>> START DATA TO PROCESS
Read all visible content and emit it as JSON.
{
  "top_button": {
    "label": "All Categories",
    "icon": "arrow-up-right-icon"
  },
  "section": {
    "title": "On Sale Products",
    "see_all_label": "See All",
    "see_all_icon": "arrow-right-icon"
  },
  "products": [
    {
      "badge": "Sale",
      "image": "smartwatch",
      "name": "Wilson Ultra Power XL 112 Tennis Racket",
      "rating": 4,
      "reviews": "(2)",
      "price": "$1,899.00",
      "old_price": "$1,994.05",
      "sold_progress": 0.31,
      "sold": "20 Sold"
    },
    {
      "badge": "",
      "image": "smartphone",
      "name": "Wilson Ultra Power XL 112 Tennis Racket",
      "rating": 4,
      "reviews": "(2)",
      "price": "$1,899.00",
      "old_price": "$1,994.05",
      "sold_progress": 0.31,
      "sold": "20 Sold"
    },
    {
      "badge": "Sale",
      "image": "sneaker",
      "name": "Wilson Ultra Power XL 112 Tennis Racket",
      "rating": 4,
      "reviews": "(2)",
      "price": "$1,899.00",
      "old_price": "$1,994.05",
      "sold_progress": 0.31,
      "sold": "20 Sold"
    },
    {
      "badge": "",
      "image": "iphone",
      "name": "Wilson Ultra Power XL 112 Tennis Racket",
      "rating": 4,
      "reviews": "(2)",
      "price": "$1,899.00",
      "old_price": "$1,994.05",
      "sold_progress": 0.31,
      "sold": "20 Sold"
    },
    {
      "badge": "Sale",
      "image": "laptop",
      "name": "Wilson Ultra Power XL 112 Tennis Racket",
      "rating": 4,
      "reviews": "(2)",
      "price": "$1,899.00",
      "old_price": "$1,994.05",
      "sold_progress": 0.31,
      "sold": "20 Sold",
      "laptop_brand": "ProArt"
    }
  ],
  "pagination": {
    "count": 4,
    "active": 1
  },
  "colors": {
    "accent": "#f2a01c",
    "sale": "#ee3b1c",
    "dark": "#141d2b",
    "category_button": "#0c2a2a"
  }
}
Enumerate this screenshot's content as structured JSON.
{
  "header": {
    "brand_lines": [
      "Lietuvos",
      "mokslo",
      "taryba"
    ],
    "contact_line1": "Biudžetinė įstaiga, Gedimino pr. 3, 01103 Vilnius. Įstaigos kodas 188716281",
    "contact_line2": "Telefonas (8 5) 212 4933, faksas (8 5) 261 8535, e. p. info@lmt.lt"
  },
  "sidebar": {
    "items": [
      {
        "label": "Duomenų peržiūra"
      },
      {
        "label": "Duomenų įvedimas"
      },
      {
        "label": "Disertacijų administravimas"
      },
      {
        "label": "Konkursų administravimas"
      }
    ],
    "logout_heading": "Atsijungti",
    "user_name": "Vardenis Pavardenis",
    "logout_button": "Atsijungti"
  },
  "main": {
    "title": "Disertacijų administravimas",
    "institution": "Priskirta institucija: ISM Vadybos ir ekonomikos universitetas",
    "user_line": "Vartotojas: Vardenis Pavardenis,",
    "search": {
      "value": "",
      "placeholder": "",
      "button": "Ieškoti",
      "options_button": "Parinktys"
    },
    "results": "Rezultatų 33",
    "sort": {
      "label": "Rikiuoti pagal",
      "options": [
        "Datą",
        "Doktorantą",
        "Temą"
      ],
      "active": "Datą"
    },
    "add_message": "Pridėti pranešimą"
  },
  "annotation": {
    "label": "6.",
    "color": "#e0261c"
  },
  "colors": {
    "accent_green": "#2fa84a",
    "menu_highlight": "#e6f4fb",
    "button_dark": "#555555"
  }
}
>> END DATA TO PROCESS
DIRECTIONS »
Return the line that contains "Enumerate this screenshot's" along with every line after it through the end of the entries, exactly, adding nothing.

EXERCISE RESULT »
Enumerate this screenshot's content as structured JSON.
{
  "header": {
    "brand_lines": [
      "Lietuvos",
      "mokslo",
      "taryba"
    ],
    "contact_line1": "Biudžetinė įstaiga, Gedimino pr. 3, 01103 Vilnius. Įstaigos kodas 188716281",
    "contact_line2": "Telefonas (8 5) 212 4933, faksas (8 5) 261 8535, e. p. info@lmt.lt"
  },
  "sidebar": {
    "items": [
      {
        "label": "Duomenų peržiūra"
      },
      {
        "label": "Duomenų įvedimas"
      },
      {
        "label": "Disertacijų administravimas"
      },
      {
        "label": "Konkursų administravimas"
      }
    ],
    "logout_heading": "Atsijungti",
    "user_name": "Vardenis Pavardenis",
    "logout_button": "Atsijungti"
  },
  "main": {
    "title": "Disertacijų administravimas",
    "institution": "Priskirta institucija: ISM Vadybos ir ekonomikos universitetas",
    "user_line": "Vartotojas: Vardenis Pavardenis,",
    "search": {
      "value": "",
      "placeholder": "",
      "button": "Ieškoti",
      "options_button": "Parinktys"
    },
    "results": "Rezultatų 33",
    "sort": {
      "label": "Rikiuoti pagal",
      "options": [
        "Datą",
        "Doktorantą",
        "Temą"
      ],
      "active": "Datą"
    },
    "add_message": "Pridėti pranešimą"
  },
  "annotation": {
    "label": "6.",
    "color": "#e0261c"
  },
  "colors": {
    "accent_green": "#2fa84a",
    "menu_highlight": "#e6f4fb",
    "button_dark": "#555555"
  }
}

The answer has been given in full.